### Quoted passage
============================================================

Net income (loss) available to common shareholders was as follows for the periods presented:
| Year Ended December 31, | Favorable (Unfavorable) | ||||||||||||||||||
|---|---|---|---|---|---|---|---|---|---|---|---|---|---|---|---|---|---|---|---|
| 2025 | 2024 | 2023 | 2025 to 2024 | 2024 to 2023 | |||||||||||||||
| (in millions) | |||||||||||||||||||
| Electric | $ | 705 | $ | 671 | $ | 654 | $ | 34 | $ | 17 | |||||||||
| Natural Gas (1) | 570 | 566 | 533 | 4 | 33 | ||||||||||||||
| Corporate & Other (2) | (223) | (218) | (320) | (5) | 102 | ||||||||||||||
| Total CenterPoint Energy | $ | 1,052 | $ | 1,019 | $ | 867 | $ | 33 | $ | 152 |
(1)Includes results of operations from Louisiana and Mississippi natural gas LDC businesses through the date of the sale on March 31, 2025.
(2)Includes energy performance contracting and sustainable infrastructure services through Energy Systems Group through the date of sale on June 30, 2023, unallocated corporate costs, interest income and interest expense, intercompany eliminations and the reduction of income allocated to preferred shareholders through September 1, 2023, the date of the redemption of all of the outstanding shares of the Series A Preferred Stock.

============================================================

### Material for the task
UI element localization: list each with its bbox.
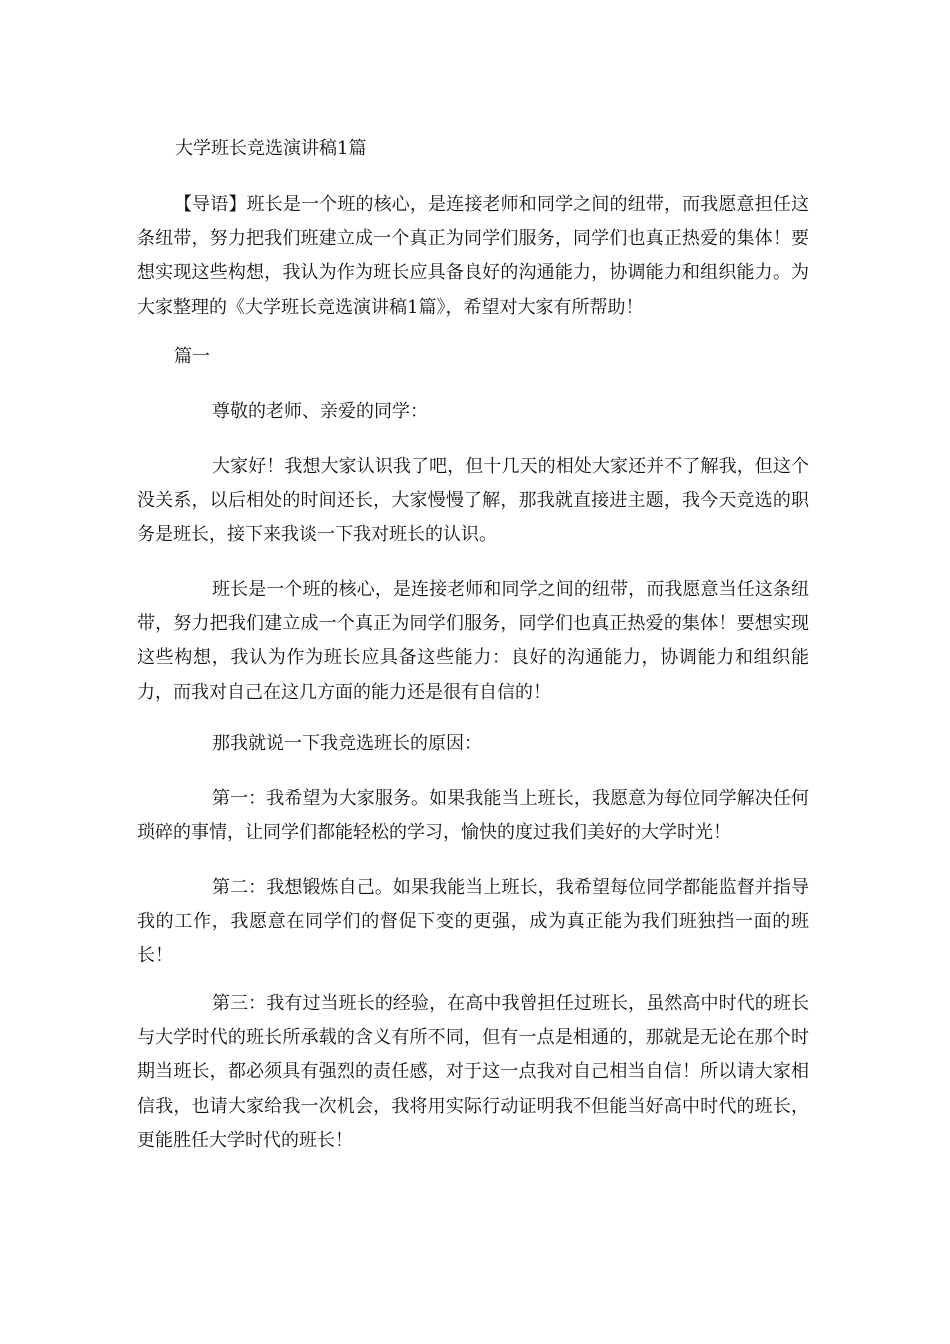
section-heading: 篇一 — [174, 346, 210, 367]
body-paragraph: 第三：我有过当班长的经验，在高中我曾担任过班长，虽然高中时代的班长与大学时代的班长所承载的含义有所不同，但有一点是相通的，那就是无论在那个时期当班长，都必须具有强烈的责任感，对于这一点我对自己相当自信！所以请大家相信我，也请大家给我一次机会，我将用实际行动证明我不但能当好高中时代的班长，更能胜任大学时代的班长！ — [137, 993, 809, 1151]
body-paragraph: 第一：我希望为大家服务。如果我能当上班长，我愿意为每位同学解决任何琐碎的事情，让同学们都能轻松的学习，愉快的度过我们美好的大学时光！ — [137, 788, 809, 844]
salutation: 尊敬的老师、亲爱的同学： — [212, 401, 428, 422]
body-paragraph: 第二：我想锻炼自己。如果我能当上班长，我希望每位同学都能监督并指导我的工作，我愿意在同学们的督促下变的更强，成为真正能为我们班独挡一面的班长！ — [137, 877, 809, 967]
body-paragraph: 大家好！我想大家认识我了吧，但十几天的相处大家还并不了解我，但这个没关系，以后相处的时间还长，大家慢慢了解，那我就直接进主题，我今天竞选的职务是班长，接下来我谈一下我对班长的认识。 — [137, 456, 809, 546]
document-title: 大学班长竞选演讲稿1篇 — [175, 138, 367, 159]
body-paragraph: 那我就说一下我竞选班长的原因： — [212, 733, 482, 754]
intro-paragraph: 【导语】班长是一个班的核心，是连接老师和同学之间的纽带，而我愿意担任这条纽带，努力把我们班建立成一个真正为同学们服务，同学们也真正热爱的集体！要想实现这些构想，我认为作为班长应具备良好的沟通能力，协调能力和组织能力。为大家整理的《大学班长竞选演讲稿1篇》，希望对大家有所帮助！ — [137, 194, 809, 318]
body-paragraph: 班长是一个班的核心，是连接老师和同学之间的纽带，而我愿意当任这条纽带，努力把我们建立成一个真正为同学们服务，同学们也真正热爱的集体！要想实现这些构想，我认为作为班长应具备这些能力：良好的沟通能力，协调能力和组织能力，而我对自己在这几方面的能力还是很有自信的！ — [137, 579, 809, 703]
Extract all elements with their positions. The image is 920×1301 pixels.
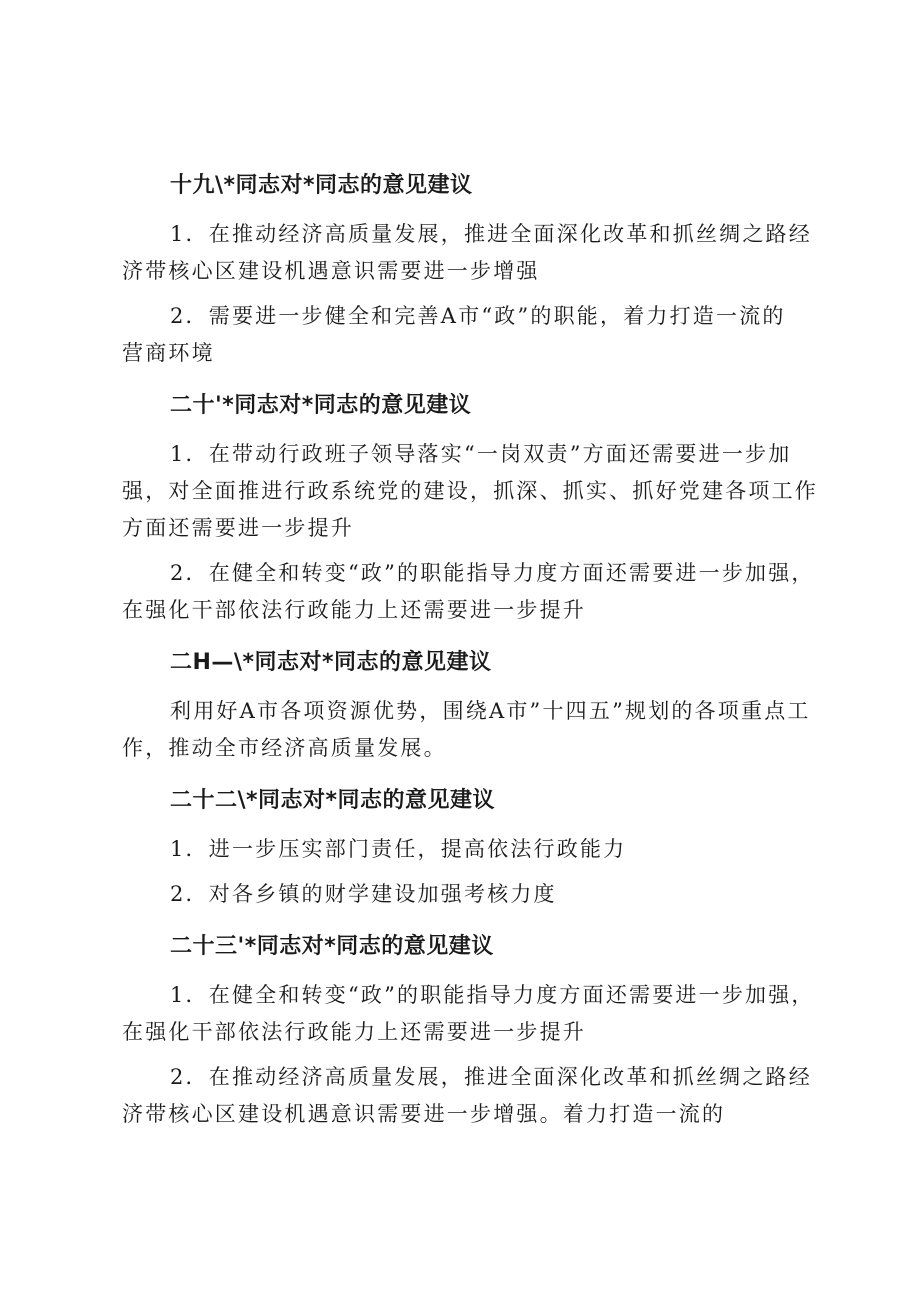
paragraph-line: 营商环境 xyxy=(122,341,215,365)
paragraph-line: 利用好A市各项资源优势，围绕A市”十四五”规划的各项重点工 xyxy=(170,699,811,723)
section-22 xyxy=(122,775,822,913)
paragraph xyxy=(122,876,822,913)
paragraph-line: 2．在健全和转变“政”的职能指导力度方面还需要进一步加强， xyxy=(170,561,815,585)
paragraph-line: 济带核心区建设机遇意识需要进一步增强。着力打造一流的 xyxy=(122,1102,726,1126)
paragraph-line: 1．在推动经济高质量发展，推进全面深化改革和抓丝绸之路经 xyxy=(170,222,812,246)
paragraph-line: 济带核心区建设机遇意识需要进一步增强 xyxy=(122,259,540,283)
section-heading: 十九\*同志对*同志的意见建议 xyxy=(170,173,473,198)
paragraph-line: 在强化干部依法行政能力上还需要进一步提升 xyxy=(122,598,586,622)
paragraph xyxy=(122,436,822,547)
paragraph-line: 1．在健全和转变“政”的职能指导力度方面还需要进一步加强， xyxy=(170,983,815,1007)
paragraph-line: 2．对各乡镇的财学建设加强考核力度 xyxy=(170,882,557,906)
section-heading: 二十二\*同志对*同志的意见建议 xyxy=(170,788,496,813)
paragraph xyxy=(122,831,822,868)
paragraph-line: 强，对全面推进行政系统党的建设，抓深、抓实、抓好党建各项工作 xyxy=(122,479,818,503)
paragraph xyxy=(122,977,822,1051)
section-20 xyxy=(122,380,822,629)
paragraph xyxy=(122,1059,822,1133)
section-21 xyxy=(122,637,822,767)
document-body xyxy=(122,160,822,1141)
paragraph xyxy=(122,298,822,372)
paragraph xyxy=(122,693,822,767)
paragraph xyxy=(122,216,822,290)
section-heading: 二H—\*同志对*同志的意见建议 xyxy=(170,650,492,675)
paragraph-line: 1．在带动行政班子领导落实“一岗双责”方面还需要进一步加 xyxy=(170,442,792,466)
paragraph-line: 在强化干部依法行政能力上还需要进一步提升 xyxy=(122,1020,586,1044)
paragraph-line: 2．在推动经济高质量发展，推进全面深化改革和抓丝绸之路经 xyxy=(170,1065,812,1089)
section-19 xyxy=(122,160,822,372)
paragraph-line: 方面还需要进一步提升 xyxy=(122,516,354,540)
paragraph-line: 作，推动全市经济高质量发展。 xyxy=(122,736,447,760)
paragraph-line: 1．进一步压实部门责任，提高依法行政能力 xyxy=(170,837,627,861)
paragraph-line: 2．需要进一步健全和完善A市“政”的职能，着力打造一流的 xyxy=(170,304,786,328)
section-heading: 二十三'*同志对*同志的意见建议 xyxy=(170,934,494,959)
paragraph xyxy=(122,555,822,629)
section-23 xyxy=(122,921,822,1133)
section-heading: 二十'*同志对*同志的意见建议 xyxy=(170,393,472,418)
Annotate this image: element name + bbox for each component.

============================================================

### Task requirements
1. Can you rewrite the entries from the very first one through the line containing "Extract all elements", with both ends included, replacing "body-paragraph" with "text-block" and changing nothing else? Leave the pictures out.
2. How would you carry on the passage on CenterPoint Energy's net income available to common shareholders from the point where it stops?

### Answers provided
1.
UI element localization: list each with its bbox.
section-heading: 篇一 — [174, 346, 210, 367]
text-block: 第三：我有过当班长的经验，在高中我曾担任过班长，虽然高中时代的班长与大学时代的班长所承载的含义有所不同，但有一点是相通的，那就是无论在那个时期当班长，都必须具有强烈的责任感，对于这一点我对自己相当自信！所以请大家相信我，也请大家给我一次机会，我将用实际行动证明我不但能当好高中时代的班长，更能胜任大学时代的班长！ — [137, 993, 809, 1151]
text-block: 第一：我希望为大家服务。如果我能当上班长，我愿意为每位同学解决任何琐碎的事情，让同学们都能轻松的学习，愉快的度过我们美好的大学时光！ — [137, 788, 809, 844]
salutation: 尊敬的老师、亲爱的同学： — [212, 401, 428, 422]
text-block: 第二：我想锻炼自己。如果我能当上班长，我希望每位同学都能监督并指导我的工作，我愿意在同学们的督促下变的更强，成为真正能为我们班独挡一面的班长！ — [137, 877, 809, 967]
text-block: 大家好！我想大家认识我了吧，但十几天的相处大家还并不了解我，但这个没关系，以后相处的时间还长，大家慢慢了解，那我就直接进主题，我今天竞选的职务是班长，接下来我谈一下我对班长的认识。 — [137, 456, 809, 546]
document-title: 大学班长竞选演讲稿1篇 — [175, 138, 367, 159]
text-block: 那我就说一下我竞选班长的原因： — [212, 733, 482, 754]
intro-paragraph: 【导语】班长是一个班的核心，是连接老师和同学之间的纽带，而我愿意担任这条纽带，努力把我们班建立成一个真正为同学们服务，同学们也真正热爱的集体！要想实现这些构想，我认为作为班长应具备良好的沟通能力，协调能力和组织能力。为大家整理的《大学班长竞选演讲稿1篇》，希望对大家有所帮助！ — [137, 194, 809, 318]
text-block: 班长是一个班的核心，是连接老师和同学之间的纽带，而我愿意当任这条纽带，努力把我们建立成一个真正为同学们服务，同学们也真正热爱的集体！要想实现这些构想，我认为作为班长应具备这些能力：良好的沟通能力，协调能力和组织能力，而我对自己在这几方面的能力还是很有自信的！ — [137, 579, 809, 703]
Extract all elements with their positions. The image is 920×1301 pixels.

2.
2025 Compared to 2024
Net income available to common shareholders increased $33 million primarily due to the following items:
•an increase in income available to common shareholders of $34 million for the Electric reportable segment, as further discussed below;
•an increase in income available to common shareholders of $4 million for the Natural Gas reportable segment, as further discussed below; and
•a decrease in income available to common shareholders of $5 million for the Corporate and Other reportable segment, primarily due to increased borrowing costs of approximately $37 million, offset by a $21 million gain on early extinguishment of debt using proceeds from the divestiture of the Louisiana and Mississippi natural gas LDCs, and a $20 million gain on early extinguishment of debt associated with the October 2025 tender offer, which is further discussed in Note 12 to the consolidated financial statements. The remaining variance is primarily driven by an increase in other corporate expenses, including expenses associated with proposed divestitures.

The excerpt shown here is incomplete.